▶ [Problem to work on] Extract all of the entries and set them down verbatim.

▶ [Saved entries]

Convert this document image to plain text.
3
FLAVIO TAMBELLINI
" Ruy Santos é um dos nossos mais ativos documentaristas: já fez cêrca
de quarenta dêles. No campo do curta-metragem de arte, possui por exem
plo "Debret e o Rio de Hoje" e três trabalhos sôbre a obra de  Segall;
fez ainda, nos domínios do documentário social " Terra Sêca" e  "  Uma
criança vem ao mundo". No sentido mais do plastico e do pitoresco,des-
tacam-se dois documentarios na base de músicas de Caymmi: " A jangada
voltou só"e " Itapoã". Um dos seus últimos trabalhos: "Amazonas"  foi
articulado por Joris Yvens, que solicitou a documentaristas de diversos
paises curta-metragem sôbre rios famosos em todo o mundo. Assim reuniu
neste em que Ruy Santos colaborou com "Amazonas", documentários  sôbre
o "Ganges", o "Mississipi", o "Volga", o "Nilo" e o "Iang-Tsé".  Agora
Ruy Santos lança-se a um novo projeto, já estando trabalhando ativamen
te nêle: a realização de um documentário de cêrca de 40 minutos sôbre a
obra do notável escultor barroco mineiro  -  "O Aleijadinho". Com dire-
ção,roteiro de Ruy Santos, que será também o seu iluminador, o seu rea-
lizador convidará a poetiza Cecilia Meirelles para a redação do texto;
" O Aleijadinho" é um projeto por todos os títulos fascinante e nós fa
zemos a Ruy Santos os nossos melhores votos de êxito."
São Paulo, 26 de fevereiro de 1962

▶ [Output for this exercise]
Convert this document image to plain text.
3
FLAVIO TAMBELLINI
" Ruy Santos é um dos nossos mais ativos documentaristas: já fez cêrca
de quarenta dêles. No campo do curta-metragem de arte, possui por exem
plo "Debret e o Rio de Hoje" e três trabalhos sôbre a obra de  Segall;
fez ainda, nos domínios do documentário social " Terra Sêca" e  "  Uma
criança vem ao mundo". No sentido mais do plastico e do pitoresco,des-
tacam-se dois documentarios na base de músicas de Caymmi: " A jangada
voltou só"e " Itapoã". Um dos seus últimos trabalhos: "Amazonas"  foi
articulado por Joris Yvens, que solicitou a documentaristas de diversos
paises curta-metragem sôbre rios famosos em todo o mundo. Assim reuniu
neste em que Ruy Santos colaborou com "Amazonas", documentários  sôbre
o "Ganges", o "Mississipi", o "Volga", o "Nilo" e o "Iang-Tsé".  Agora
Ruy Santos lança-se a um novo projeto, já estando trabalhando ativamen
te nêle: a realização de um documentário de cêrca de 40 minutos sôbre a
obra do notável escultor barroco mineiro  -  "O Aleijadinho". Com dire-
ção,roteiro de Ruy Santos, que será também o seu iluminador, o seu rea-
lizador convidará a poetiza Cecilia Meirelles para a redação do texto;
" O Aleijadinho" é um projeto por todos os títulos fascinante e nós fa
zemos a Ruy Santos os nossos melhores votos de êxito."
São Paulo, 26 de fevereiro de 1962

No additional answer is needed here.